Work to do
Below is a block of data; give all of it again word for word.

Data extract
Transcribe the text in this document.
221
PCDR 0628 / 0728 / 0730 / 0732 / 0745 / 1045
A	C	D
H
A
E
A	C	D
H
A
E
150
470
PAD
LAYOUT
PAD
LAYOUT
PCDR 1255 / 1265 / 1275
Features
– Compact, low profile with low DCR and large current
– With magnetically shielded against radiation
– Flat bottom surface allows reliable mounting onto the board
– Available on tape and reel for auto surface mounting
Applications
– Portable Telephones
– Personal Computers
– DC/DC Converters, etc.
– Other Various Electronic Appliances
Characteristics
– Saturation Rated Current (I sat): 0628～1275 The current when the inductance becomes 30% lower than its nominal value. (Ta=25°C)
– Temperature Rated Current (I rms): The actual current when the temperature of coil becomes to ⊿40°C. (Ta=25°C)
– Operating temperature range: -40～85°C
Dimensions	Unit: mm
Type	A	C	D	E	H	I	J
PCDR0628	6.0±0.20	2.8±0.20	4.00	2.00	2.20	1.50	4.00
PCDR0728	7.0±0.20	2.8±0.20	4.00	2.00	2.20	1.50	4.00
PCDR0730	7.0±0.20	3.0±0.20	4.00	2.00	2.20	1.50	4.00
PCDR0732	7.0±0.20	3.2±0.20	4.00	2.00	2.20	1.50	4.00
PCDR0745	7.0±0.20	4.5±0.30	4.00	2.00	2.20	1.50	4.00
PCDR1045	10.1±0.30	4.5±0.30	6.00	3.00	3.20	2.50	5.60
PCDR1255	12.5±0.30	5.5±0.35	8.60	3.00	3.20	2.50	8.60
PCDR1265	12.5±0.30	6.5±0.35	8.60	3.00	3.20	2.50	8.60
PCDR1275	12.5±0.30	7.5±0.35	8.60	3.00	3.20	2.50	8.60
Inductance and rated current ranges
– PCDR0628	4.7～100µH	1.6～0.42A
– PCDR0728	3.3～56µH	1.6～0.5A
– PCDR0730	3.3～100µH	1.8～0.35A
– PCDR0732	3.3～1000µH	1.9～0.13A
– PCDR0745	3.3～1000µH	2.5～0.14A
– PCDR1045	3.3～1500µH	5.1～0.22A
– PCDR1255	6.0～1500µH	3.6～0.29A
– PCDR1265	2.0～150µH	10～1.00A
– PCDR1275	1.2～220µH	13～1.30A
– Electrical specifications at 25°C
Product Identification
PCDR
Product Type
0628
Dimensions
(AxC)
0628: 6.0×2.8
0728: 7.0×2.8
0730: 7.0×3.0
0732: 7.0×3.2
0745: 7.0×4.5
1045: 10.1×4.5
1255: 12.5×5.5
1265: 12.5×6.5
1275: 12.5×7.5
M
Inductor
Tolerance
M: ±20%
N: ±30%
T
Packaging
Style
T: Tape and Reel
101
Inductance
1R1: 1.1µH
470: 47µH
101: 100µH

Solution to this exercise
Transcribe the text in this document.
221
PCDR 0628 / 0728 / 0730 / 0732 / 0745 / 1045
A	C	D
H
A
E
A	C	D
H
A
E
150
470
PAD
LAYOUT
PAD
LAYOUT
PCDR 1255 / 1265 / 1275
Features
– Compact, low profile with low DCR and large current
– With magnetically shielded against radiation
– Flat bottom surface allows reliable mounting onto the board
– Available on tape and reel for auto surface mounting
Applications
– Portable Telephones
– Personal Computers
– DC/DC Converters, etc.
– Other Various Electronic Appliances
Characteristics
– Saturation Rated Current (I sat): 0628～1275 The current when the inductance becomes 30% lower than its nominal value. (Ta=25°C)
– Temperature Rated Current (I rms): The actual current when the temperature of coil becomes to ⊿40°C. (Ta=25°C)
– Operating temperature range: -40～85°C
Dimensions	Unit: mm
Type	A	C	D	E	H	I	J
PCDR0628	6.0±0.20	2.8±0.20	4.00	2.00	2.20	1.50	4.00
PCDR0728	7.0±0.20	2.8±0.20	4.00	2.00	2.20	1.50	4.00
PCDR0730	7.0±0.20	3.0±0.20	4.00	2.00	2.20	1.50	4.00
PCDR0732	7.0±0.20	3.2±0.20	4.00	2.00	2.20	1.50	4.00
PCDR0745	7.0±0.20	4.5±0.30	4.00	2.00	2.20	1.50	4.00
PCDR1045	10.1±0.30	4.5±0.30	6.00	3.00	3.20	2.50	5.60
PCDR1255	12.5±0.30	5.5±0.35	8.60	3.00	3.20	2.50	8.60
PCDR1265	12.5±0.30	6.5±0.35	8.60	3.00	3.20	2.50	8.60
PCDR1275	12.5±0.30	7.5±0.35	8.60	3.00	3.20	2.50	8.60
Inductance and rated current ranges
– PCDR0628	4.7～100µH	1.6～0.42A
– PCDR0728	3.3～56µH	1.6～0.5A
– PCDR0730	3.3～100µH	1.8～0.35A
– PCDR0732	3.3～1000µH	1.9～0.13A
– PCDR0745	3.3～1000µH	2.5～0.14A
– PCDR1045	3.3～1500µH	5.1～0.22A
– PCDR1255	6.0～1500µH	3.6～0.29A
– PCDR1265	2.0～150µH	10～1.00A
– PCDR1275	1.2～220µH	13～1.30A
– Electrical specifications at 25°C
Product Identification
PCDR
Product Type
0628
Dimensions
(AxC)
0628: 6.0×2.8
0728: 7.0×2.8
0730: 7.0×3.0
0732: 7.0×3.2
0745: 7.0×4.5
1045: 10.1×4.5
1255: 12.5×5.5
1265: 12.5×6.5
1275: 12.5×7.5
M
Inductor
Tolerance
M: ±20%
N: ±30%
T
Packaging
Style
T: Tape and Reel
101
Inductance
1R1: 1.1µH
470: 47µH
101: 100µH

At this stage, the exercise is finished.